EXERCISE DETAILS: The entries below are to be repeated exactly as they stand.

RECORDS TO PROCESS:
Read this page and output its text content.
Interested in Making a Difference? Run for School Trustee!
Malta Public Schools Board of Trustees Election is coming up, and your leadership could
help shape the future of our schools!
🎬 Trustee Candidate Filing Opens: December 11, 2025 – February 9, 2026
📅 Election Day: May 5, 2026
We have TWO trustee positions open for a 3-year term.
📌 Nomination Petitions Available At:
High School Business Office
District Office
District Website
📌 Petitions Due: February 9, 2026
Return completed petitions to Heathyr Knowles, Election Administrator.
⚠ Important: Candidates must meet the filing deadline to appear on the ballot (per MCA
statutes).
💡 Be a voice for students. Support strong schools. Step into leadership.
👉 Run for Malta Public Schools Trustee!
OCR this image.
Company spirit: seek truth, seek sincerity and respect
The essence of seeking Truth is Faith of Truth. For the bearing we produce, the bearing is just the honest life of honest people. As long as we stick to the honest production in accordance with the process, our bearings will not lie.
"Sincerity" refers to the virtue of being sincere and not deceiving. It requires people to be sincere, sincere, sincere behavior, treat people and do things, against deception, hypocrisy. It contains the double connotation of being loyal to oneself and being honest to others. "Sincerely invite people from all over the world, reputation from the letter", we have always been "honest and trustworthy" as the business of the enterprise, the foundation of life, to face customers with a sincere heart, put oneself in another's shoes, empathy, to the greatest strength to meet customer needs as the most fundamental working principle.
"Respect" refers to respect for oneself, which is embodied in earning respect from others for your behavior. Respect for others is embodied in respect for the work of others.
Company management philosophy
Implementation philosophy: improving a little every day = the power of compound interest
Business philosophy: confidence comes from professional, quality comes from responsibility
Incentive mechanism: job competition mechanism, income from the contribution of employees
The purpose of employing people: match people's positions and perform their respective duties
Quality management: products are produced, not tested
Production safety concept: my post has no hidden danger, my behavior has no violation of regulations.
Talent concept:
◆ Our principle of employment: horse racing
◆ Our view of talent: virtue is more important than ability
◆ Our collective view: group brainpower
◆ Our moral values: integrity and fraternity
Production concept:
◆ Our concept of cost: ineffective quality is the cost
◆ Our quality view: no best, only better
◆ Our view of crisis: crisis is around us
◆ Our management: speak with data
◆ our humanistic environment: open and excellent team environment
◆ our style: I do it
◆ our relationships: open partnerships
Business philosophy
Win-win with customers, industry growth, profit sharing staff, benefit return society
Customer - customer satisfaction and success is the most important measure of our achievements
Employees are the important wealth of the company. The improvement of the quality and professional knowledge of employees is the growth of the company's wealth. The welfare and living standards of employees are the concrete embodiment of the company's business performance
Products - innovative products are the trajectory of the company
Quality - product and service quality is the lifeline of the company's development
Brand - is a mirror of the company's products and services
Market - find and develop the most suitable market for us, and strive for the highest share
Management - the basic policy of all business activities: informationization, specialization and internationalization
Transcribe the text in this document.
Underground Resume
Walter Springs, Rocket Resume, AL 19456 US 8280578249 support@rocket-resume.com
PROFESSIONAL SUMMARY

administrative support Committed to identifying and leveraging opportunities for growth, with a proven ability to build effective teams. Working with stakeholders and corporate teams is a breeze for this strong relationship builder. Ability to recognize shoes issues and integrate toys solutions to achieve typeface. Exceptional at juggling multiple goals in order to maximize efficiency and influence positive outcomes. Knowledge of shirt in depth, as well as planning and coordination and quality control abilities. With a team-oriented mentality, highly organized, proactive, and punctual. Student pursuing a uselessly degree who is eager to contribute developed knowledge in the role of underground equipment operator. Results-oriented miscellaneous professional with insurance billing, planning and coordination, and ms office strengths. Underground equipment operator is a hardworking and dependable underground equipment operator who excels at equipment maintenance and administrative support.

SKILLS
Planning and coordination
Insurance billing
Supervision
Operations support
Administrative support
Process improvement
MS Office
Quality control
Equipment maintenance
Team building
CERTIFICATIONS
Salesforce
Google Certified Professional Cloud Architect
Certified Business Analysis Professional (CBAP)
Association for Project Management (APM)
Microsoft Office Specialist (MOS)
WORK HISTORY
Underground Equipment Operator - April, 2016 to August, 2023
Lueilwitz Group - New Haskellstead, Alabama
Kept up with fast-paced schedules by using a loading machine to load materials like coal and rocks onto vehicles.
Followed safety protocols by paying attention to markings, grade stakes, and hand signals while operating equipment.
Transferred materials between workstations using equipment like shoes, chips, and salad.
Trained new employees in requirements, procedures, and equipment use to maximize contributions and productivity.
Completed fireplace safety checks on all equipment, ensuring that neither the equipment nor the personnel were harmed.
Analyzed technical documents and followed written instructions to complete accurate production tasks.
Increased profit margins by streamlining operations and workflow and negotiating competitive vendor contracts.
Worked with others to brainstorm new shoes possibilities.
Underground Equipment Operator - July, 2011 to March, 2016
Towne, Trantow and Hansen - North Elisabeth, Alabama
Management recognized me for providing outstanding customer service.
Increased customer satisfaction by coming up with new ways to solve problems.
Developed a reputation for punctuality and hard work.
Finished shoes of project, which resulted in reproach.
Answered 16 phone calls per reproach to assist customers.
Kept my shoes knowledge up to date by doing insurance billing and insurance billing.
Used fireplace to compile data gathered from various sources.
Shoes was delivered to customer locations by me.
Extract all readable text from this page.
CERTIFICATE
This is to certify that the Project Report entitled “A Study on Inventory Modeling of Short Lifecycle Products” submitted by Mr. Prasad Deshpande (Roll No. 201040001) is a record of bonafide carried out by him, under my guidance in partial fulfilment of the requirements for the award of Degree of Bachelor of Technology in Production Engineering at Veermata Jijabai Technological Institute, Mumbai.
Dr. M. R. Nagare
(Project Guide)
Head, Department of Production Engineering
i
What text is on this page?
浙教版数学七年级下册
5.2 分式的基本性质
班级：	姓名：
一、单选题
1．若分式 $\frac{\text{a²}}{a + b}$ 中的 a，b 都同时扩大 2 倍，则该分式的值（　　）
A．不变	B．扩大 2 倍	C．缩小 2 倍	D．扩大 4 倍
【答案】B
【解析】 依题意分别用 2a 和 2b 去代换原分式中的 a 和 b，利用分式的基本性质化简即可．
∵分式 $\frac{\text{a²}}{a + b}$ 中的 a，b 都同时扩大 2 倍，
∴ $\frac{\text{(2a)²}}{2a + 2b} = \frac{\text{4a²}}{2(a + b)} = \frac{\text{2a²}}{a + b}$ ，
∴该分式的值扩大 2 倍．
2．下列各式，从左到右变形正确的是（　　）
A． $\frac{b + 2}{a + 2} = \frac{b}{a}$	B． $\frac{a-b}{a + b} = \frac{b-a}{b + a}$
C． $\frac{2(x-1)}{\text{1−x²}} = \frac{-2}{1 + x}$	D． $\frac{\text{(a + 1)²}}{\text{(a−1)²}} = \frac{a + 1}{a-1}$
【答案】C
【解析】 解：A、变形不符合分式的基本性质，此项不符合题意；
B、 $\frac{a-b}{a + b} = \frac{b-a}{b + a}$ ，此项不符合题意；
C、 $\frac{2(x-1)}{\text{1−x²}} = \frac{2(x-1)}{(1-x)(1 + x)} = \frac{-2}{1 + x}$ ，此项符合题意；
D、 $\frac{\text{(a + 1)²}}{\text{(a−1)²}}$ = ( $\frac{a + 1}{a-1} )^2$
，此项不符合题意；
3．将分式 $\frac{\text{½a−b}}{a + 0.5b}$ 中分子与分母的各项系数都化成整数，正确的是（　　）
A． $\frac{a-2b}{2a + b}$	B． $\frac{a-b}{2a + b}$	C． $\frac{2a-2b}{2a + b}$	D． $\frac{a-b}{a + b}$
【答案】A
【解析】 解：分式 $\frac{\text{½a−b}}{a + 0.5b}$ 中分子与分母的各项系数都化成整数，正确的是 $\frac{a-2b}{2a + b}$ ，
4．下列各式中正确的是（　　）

EXPECTED ANSWER:
Read this page and output its text content.
Interested in Making a Difference? Run for School Trustee!
Malta Public Schools Board of Trustees Election is coming up, and your leadership could
help shape the future of our schools!
🎬 Trustee Candidate Filing Opens: December 11, 2025 – February 9, 2026
📅 Election Day: May 5, 2026
We have TWO trustee positions open for a 3-year term.
📌 Nomination Petitions Available At:
High School Business Office
District Office
District Website
📌 Petitions Due: February 9, 2026
Return completed petitions to Heathyr Knowles, Election Administrator.
⚠ Important: Candidates must meet the filing deadline to appear on the ballot (per MCA
statutes).
💡 Be a voice for students. Support strong schools. Step into leadership.
👉 Run for Malta Public Schools Trustee!
OCR this image.
Company spirit: seek truth, seek sincerity and respect
The essence of seeking Truth is Faith of Truth. For the bearing we produce, the bearing is just the honest life of honest people. As long as we stick to the honest production in accordance with the process, our bearings will not lie.
"Sincerity" refers to the virtue of being sincere and not deceiving. It requires people to be sincere, sincere, sincere behavior, treat people and do things, against deception, hypocrisy. It contains the double connotation of being loyal to oneself and being honest to others. "Sincerely invite people from all over the world, reputation from the letter", we have always been "honest and trustworthy" as the business of the enterprise, the foundation of life, to face customers with a sincere heart, put oneself in another's shoes, empathy, to the greatest strength to meet customer needs as the most fundamental working principle.
"Respect" refers to respect for oneself, which is embodied in earning respect from others for your behavior. Respect for others is embodied in respect for the work of others.
Company management philosophy
Implementation philosophy: improving a little every day = the power of compound interest
Business philosophy: confidence comes from professional, quality comes from responsibility
Incentive mechanism: job competition mechanism, income from the contribution of employees
The purpose of employing people: match people's positions and perform their respective duties
Quality management: products are produced, not tested
Production safety concept: my post has no hidden danger, my behavior has no violation of regulations.
Talent concept:
◆ Our principle of employment: horse racing
◆ Our view of talent: virtue is more important than ability
◆ Our collective view: group brainpower
◆ Our moral values: integrity and fraternity
Production concept:
◆ Our concept of cost: ineffective quality is the cost
◆ Our quality view: no best, only better
◆ Our view of crisis: crisis is around us
◆ Our management: speak with data
◆ our humanistic environment: open and excellent team environment
◆ our style: I do it
◆ our relationships: open partnerships
Business philosophy
Win-win with customers, industry growth, profit sharing staff, benefit return society
Customer - customer satisfaction and success is the most important measure of our achievements
Employees are the important wealth of the company. The improvement of the quality and professional knowledge of employees is the growth of the company's wealth. The welfare and living standards of employees are the concrete embodiment of the company's business performance
Products - innovative products are the trajectory of the company
Quality - product and service quality is the lifeline of the company's development
Brand - is a mirror of the company's products and services
Market - find and develop the most suitable market for us, and strive for the highest share
Management - the basic policy of all business activities: informationization, specialization and internationalization
Transcribe the text in this document.
Underground Resume
Walter Springs, Rocket Resume, AL 19456 US 8280578249 support@rocket-resume.com
PROFESSIONAL SUMMARY

administrative support Committed to identifying and leveraging opportunities for growth, with a proven ability to build effective teams. Working with stakeholders and corporate teams is a breeze for this strong relationship builder. Ability to recognize shoes issues and integrate toys solutions to achieve typeface. Exceptional at juggling multiple goals in order to maximize efficiency and influence positive outcomes. Knowledge of shirt in depth, as well as planning and coordination and quality control abilities. With a team-oriented mentality, highly organized, proactive, and punctual. Student pursuing a uselessly degree who is eager to contribute developed knowledge in the role of underground equipment operator. Results-oriented miscellaneous professional with insurance billing, planning and coordination, and ms office strengths. Underground equipment operator is a hardworking and dependable underground equipment operator who excels at equipment maintenance and administrative support.

SKILLS
Planning and coordination
Insurance billing
Supervision
Operations support
Administrative support
Process improvement
MS Office
Quality control
Equipment maintenance
Team building
CERTIFICATIONS
Salesforce
Google Certified Professional Cloud Architect
Certified Business Analysis Professional (CBAP)
Association for Project Management (APM)
Microsoft Office Specialist (MOS)
WORK HISTORY
Underground Equipment Operator - April, 2016 to August, 2023
Lueilwitz Group - New Haskellstead, Alabama
Kept up with fast-paced schedules by using a loading machine to load materials like coal and rocks onto vehicles.
Followed safety protocols by paying attention to markings, grade stakes, and hand signals while operating equipment.
Transferred materials between workstations using equipment like shoes, chips, and salad.
Trained new employees in requirements, procedures, and equipment use to maximize contributions and productivity.
Completed fireplace safety checks on all equipment, ensuring that neither the equipment nor the personnel were harmed.
Analyzed technical documents and followed written instructions to complete accurate production tasks.
Increased profit margins by streamlining operations and workflow and negotiating competitive vendor contracts.
Worked with others to brainstorm new shoes possibilities.
Underground Equipment Operator - July, 2011 to March, 2016
Towne, Trantow and Hansen - North Elisabeth, Alabama
Management recognized me for providing outstanding customer service.
Increased customer satisfaction by coming up with new ways to solve problems.
Developed a reputation for punctuality and hard work.
Finished shoes of project, which resulted in reproach.
Answered 16 phone calls per reproach to assist customers.
Kept my shoes knowledge up to date by doing insurance billing and insurance billing.
Used fireplace to compile data gathered from various sources.
Shoes was delivered to customer locations by me.
Extract all readable text from this page.
CERTIFICATE
This is to certify that the Project Report entitled “A Study on Inventory Modeling of Short Lifecycle Products” submitted by Mr. Prasad Deshpande (Roll No. 201040001) is a record of bonafide carried out by him, under my guidance in partial fulfilment of the requirements for the award of Degree of Bachelor of Technology in Production Engineering at Veermata Jijabai Technological Institute, Mumbai.
Dr. M. R. Nagare
(Project Guide)
Head, Department of Production Engineering
i
What text is on this page?
浙教版数学七年级下册
5.2 分式的基本性质
班级：	姓名：
一、单选题
1．若分式 $\frac{\text{a²}}{a + b}$ 中的 a，b 都同时扩大 2 倍，则该分式的值（　　）
A．不变	B．扩大 2 倍	C．缩小 2 倍	D．扩大 4 倍
【答案】B
【解析】 依题意分别用 2a 和 2b 去代换原分式中的 a 和 b，利用分式的基本性质化简即可．
∵分式 $\frac{\text{a²}}{a + b}$ 中的 a，b 都同时扩大 2 倍，
∴ $\frac{\text{(2a)²}}{2a + 2b} = \frac{\text{4a²}}{2(a + b)} = \frac{\text{2a²}}{a + b}$ ，
∴该分式的值扩大 2 倍．
2．下列各式，从左到右变形正确的是（　　）
A． $\frac{b + 2}{a + 2} = \frac{b}{a}$	B． $\frac{a-b}{a + b} = \frac{b-a}{b + a}$
C． $\frac{2(x-1)}{\text{1−x²}} = \frac{-2}{1 + x}$	D． $\frac{\text{(a + 1)²}}{\text{(a−1)²}} = \frac{a + 1}{a-1}$
【答案】C
【解析】 解：A、变形不符合分式的基本性质，此项不符合题意；
B、 $\frac{a-b}{a + b} = \frac{b-a}{b + a}$ ，此项不符合题意；
C、 $\frac{2(x-1)}{\text{1−x²}} = \frac{2(x-1)}{(1-x)(1 + x)} = \frac{-2}{1 + x}$ ，此项符合题意；
D、 $\frac{\text{(a + 1)²}}{\text{(a−1)²}}$ = ( $\frac{a + 1}{a-1} )^2$
，此项不符合题意；
3．将分式 $\frac{\text{½a−b}}{a + 0.5b}$ 中分子与分母的各项系数都化成整数，正确的是（　　）
A． $\frac{a-2b}{2a + b}$	B． $\frac{a-b}{2a + b}$	C． $\frac{2a-2b}{2a + b}$	D． $\frac{a-b}{a + b}$
【答案】A
【解析】 解：分式 $\frac{\text{½a−b}}{a + 0.5b}$ 中分子与分母的各项系数都化成整数，正确的是 $\frac{a-2b}{2a + b}$ ，
4．下列各式中正确的是（　　）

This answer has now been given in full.